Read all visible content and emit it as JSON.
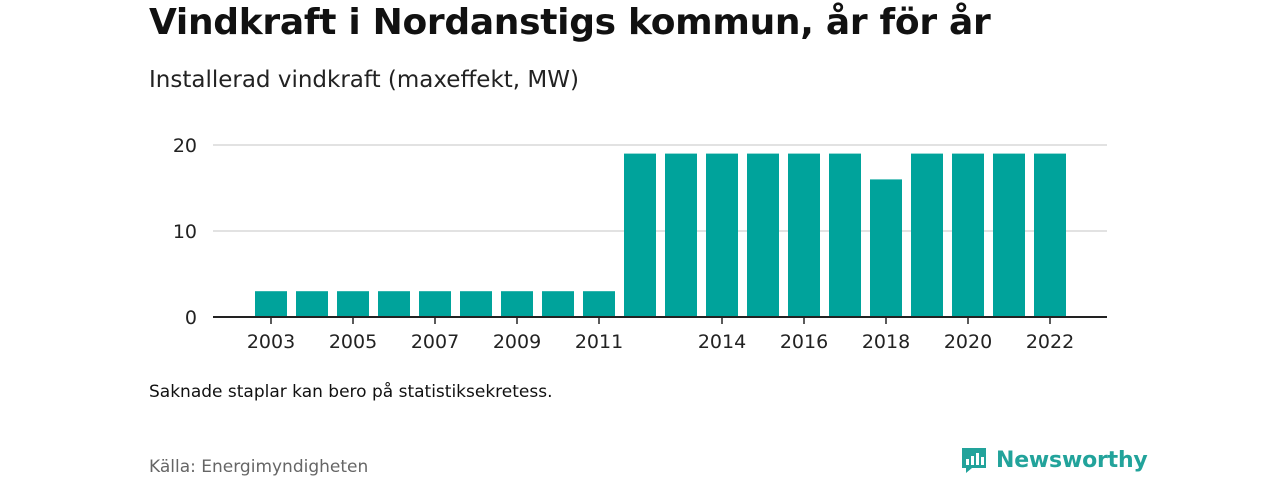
{
  "chart_data": {
    "type": "bar",
    "title": "Vindkraft i Nordanstigs kommun, år för år",
    "subtitle": "Installerad vindkraft (maxeffekt, MW)",
    "categories": [
      "2003",
      "2004",
      "2005",
      "2006",
      "2007",
      "2008",
      "2009",
      "2010",
      "2011",
      "2012",
      "2013",
      "2014",
      "2015",
      "2016",
      "2017",
      "2018",
      "2019",
      "2020",
      "2021",
      "2022"
    ],
    "values": [
      3,
      3,
      3,
      3,
      3,
      3,
      3,
      3,
      3,
      19,
      19,
      19,
      19,
      19,
      19,
      16,
      19,
      19,
      19,
      19
    ],
    "x_tick_labels": [
      "2003",
      "2005",
      "2007",
      "2009",
      "2011",
      "2014",
      "2016",
      "2018",
      "2020",
      "2022"
    ],
    "y_ticks": [
      0,
      10,
      20
    ],
    "ylim": [
      0,
      20
    ],
    "xlabel": "",
    "ylabel": "",
    "grid": true,
    "bar_color": "#00a39b"
  },
  "note": "Saknade staplar kan bero på statistiksekretess.",
  "source": "Källa: Energimyndigheten",
  "brand": {
    "name": "Newsworthy",
    "icon": "newsworthy-logo-icon",
    "color": "#22a39b"
  }
}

========================

== EXERCISE INSTRUCTIONS ==
Set the pictures aside and transcribe the data above exactly.

== FULL ANSWER ==
Read all visible content and emit it as JSON.
{
  "chart_data": {
    "type": "bar",
    "title": "Vindkraft i Nordanstigs kommun, år för år",
    "subtitle": "Installerad vindkraft (maxeffekt, MW)",
    "categories": [
      "2003",
      "2004",
      "2005",
      "2006",
      "2007",
      "2008",
      "2009",
      "2010",
      "2011",
      "2012",
      "2013",
      "2014",
      "2015",
      "2016",
      "2017",
      "2018",
      "2019",
      "2020",
      "2021",
      "2022"
    ],
    "values": [
      3,
      3,
      3,
      3,
      3,
      3,
      3,
      3,
      3,
      19,
      19,
      19,
      19,
      19,
      19,
      16,
      19,
      19,
      19,
      19
    ],
    "x_tick_labels": [
      "2003",
      "2005",
      "2007",
      "2009",
      "2011",
      "2014",
      "2016",
      "2018",
      "2020",
      "2022"
    ],
    "y_ticks": [
      0,
      10,
      20
    ],
    "ylim": [
      0,
      20
    ],
    "xlabel": "",
    "ylabel": "",
    "grid": true,
    "bar_color": "#00a39b"
  },
  "note": "Saknade staplar kan bero på statistiksekretess.",
  "source": "Källa: Energimyndigheten",
  "brand": {
    "name": "Newsworthy",
    "icon": "newsworthy-logo-icon",
    "color": "#22a39b"
  }
}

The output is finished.